-- begin ENTRIES SUPPLIED --

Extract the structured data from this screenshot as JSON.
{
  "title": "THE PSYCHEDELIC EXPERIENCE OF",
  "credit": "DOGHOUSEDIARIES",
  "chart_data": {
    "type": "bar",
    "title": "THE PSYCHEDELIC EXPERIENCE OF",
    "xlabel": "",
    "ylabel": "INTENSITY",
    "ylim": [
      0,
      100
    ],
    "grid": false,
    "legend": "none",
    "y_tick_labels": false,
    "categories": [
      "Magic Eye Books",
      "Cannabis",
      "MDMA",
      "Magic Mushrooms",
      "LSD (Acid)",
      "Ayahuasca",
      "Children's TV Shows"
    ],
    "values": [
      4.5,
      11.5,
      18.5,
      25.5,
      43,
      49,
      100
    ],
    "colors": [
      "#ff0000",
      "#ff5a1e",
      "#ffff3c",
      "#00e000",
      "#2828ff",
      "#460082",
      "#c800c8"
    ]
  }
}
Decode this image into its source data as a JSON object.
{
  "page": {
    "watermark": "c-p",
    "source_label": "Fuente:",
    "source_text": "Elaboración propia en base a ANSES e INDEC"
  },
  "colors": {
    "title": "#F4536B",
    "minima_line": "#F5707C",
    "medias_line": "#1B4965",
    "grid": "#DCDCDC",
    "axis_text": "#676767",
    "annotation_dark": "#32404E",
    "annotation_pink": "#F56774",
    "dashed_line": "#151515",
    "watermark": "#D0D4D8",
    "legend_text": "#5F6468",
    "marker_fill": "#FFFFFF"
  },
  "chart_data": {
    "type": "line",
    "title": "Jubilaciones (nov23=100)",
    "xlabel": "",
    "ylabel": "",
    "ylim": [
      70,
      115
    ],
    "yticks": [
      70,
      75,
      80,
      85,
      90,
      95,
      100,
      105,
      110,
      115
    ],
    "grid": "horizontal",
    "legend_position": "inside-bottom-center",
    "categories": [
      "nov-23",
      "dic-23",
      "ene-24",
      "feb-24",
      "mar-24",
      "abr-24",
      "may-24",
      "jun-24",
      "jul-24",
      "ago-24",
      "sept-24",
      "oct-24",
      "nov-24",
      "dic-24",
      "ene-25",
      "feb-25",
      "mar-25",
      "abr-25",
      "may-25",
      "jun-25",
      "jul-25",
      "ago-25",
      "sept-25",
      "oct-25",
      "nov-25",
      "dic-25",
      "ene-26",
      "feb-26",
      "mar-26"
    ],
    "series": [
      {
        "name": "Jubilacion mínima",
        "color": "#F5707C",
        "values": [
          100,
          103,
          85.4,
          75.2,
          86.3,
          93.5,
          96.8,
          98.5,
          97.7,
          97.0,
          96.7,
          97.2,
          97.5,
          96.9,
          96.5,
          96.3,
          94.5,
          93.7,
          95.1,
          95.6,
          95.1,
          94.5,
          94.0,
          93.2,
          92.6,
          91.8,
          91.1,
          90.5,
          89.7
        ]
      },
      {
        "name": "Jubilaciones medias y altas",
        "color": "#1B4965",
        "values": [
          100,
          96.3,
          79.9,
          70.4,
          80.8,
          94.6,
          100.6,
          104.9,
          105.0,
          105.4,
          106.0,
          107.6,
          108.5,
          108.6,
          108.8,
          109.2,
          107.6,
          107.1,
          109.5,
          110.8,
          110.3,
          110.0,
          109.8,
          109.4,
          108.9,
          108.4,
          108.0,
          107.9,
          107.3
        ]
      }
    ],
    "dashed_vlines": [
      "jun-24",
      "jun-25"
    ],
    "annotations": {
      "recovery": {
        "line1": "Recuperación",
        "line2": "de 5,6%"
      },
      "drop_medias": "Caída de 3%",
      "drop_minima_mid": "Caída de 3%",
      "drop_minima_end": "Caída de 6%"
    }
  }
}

-- end ENTRIES SUPPLIED --

Repeat the listing in full, keeping every line exactly as it is.

#### [THE RESULT]
Extract the structured data from this screenshot as JSON.
{
  "title": "THE PSYCHEDELIC EXPERIENCE OF",
  "credit": "DOGHOUSEDIARIES",
  "chart_data": {
    "type": "bar",
    "title": "THE PSYCHEDELIC EXPERIENCE OF",
    "xlabel": "",
    "ylabel": "INTENSITY",
    "ylim": [
      0,
      100
    ],
    "grid": false,
    "legend": "none",
    "y_tick_labels": false,
    "categories": [
      "Magic Eye Books",
      "Cannabis",
      "MDMA",
      "Magic Mushrooms",
      "LSD (Acid)",
      "Ayahuasca",
      "Children's TV Shows"
    ],
    "values": [
      4.5,
      11.5,
      18.5,
      25.5,
      43,
      49,
      100
    ],
    "colors": [
      "#ff0000",
      "#ff5a1e",
      "#ffff3c",
      "#00e000",
      "#2828ff",
      "#460082",
      "#c800c8"
    ]
  }
}
Decode this image into its source data as a JSON object.
{
  "page": {
    "watermark": "c-p",
    "source_label": "Fuente:",
    "source_text": "Elaboración propia en base a ANSES e INDEC"
  },
  "colors": {
    "title": "#F4536B",
    "minima_line": "#F5707C",
    "medias_line": "#1B4965",
    "grid": "#DCDCDC",
    "axis_text": "#676767",
    "annotation_dark": "#32404E",
    "annotation_pink": "#F56774",
    "dashed_line": "#151515",
    "watermark": "#D0D4D8",
    "legend_text": "#5F6468",
    "marker_fill": "#FFFFFF"
  },
  "chart_data": {
    "type": "line",
    "title": "Jubilaciones (nov23=100)",
    "xlabel": "",
    "ylabel": "",
    "ylim": [
      70,
      115
    ],
    "yticks": [
      70,
      75,
      80,
      85,
      90,
      95,
      100,
      105,
      110,
      115
    ],
    "grid": "horizontal",
    "legend_position": "inside-bottom-center",
    "categories": [
      "nov-23",
      "dic-23",
      "ene-24",
      "feb-24",
      "mar-24",
      "abr-24",
      "may-24",
      "jun-24",
      "jul-24",
      "ago-24",
      "sept-24",
      "oct-24",
      "nov-24",
      "dic-24",
      "ene-25",
      "feb-25",
      "mar-25",
      "abr-25",
      "may-25",
      "jun-25",
      "jul-25",
      "ago-25",
      "sept-25",
      "oct-25",
      "nov-25",
      "dic-25",
      "ene-26",
      "feb-26",
      "mar-26"
    ],
    "series": [
      {
        "name": "Jubilacion mínima",
        "color": "#F5707C",
        "values": [
          100,
          103,
          85.4,
          75.2,
          86.3,
          93.5,
          96.8,
          98.5,
          97.7,
          97.0,
          96.7,
          97.2,
          97.5,
          96.9,
          96.5,
          96.3,
          94.5,
          93.7,
          95.1,
          95.6,
          95.1,
          94.5,
          94.0,
          93.2,
          92.6,
          91.8,
          91.1,
          90.5,
          89.7
        ]
      },
      {
        "name": "Jubilaciones medias y altas",
        "color": "#1B4965",
        "values": [
          100,
          96.3,
          79.9,
          70.4,
          80.8,
          94.6,
          100.6,
          104.9,
          105.0,
          105.4,
          106.0,
          107.6,
          108.5,
          108.6,
          108.8,
          109.2,
          107.6,
          107.1,
          109.5,
          110.8,
          110.3,
          110.0,
          109.8,
          109.4,
          108.9,
          108.4,
          108.0,
          107.9,
          107.3
        ]
      }
    ],
    "dashed_vlines": [
      "jun-24",
      "jun-25"
    ],
    "annotations": {
      "recovery": {
        "line1": "Recuperación",
        "line2": "de 5,6%"
      },
      "drop_medias": "Caída de 3%",
      "drop_minima_mid": "Caída de 3%",
      "drop_minima_end": "Caída de 6%"
    }
  }
}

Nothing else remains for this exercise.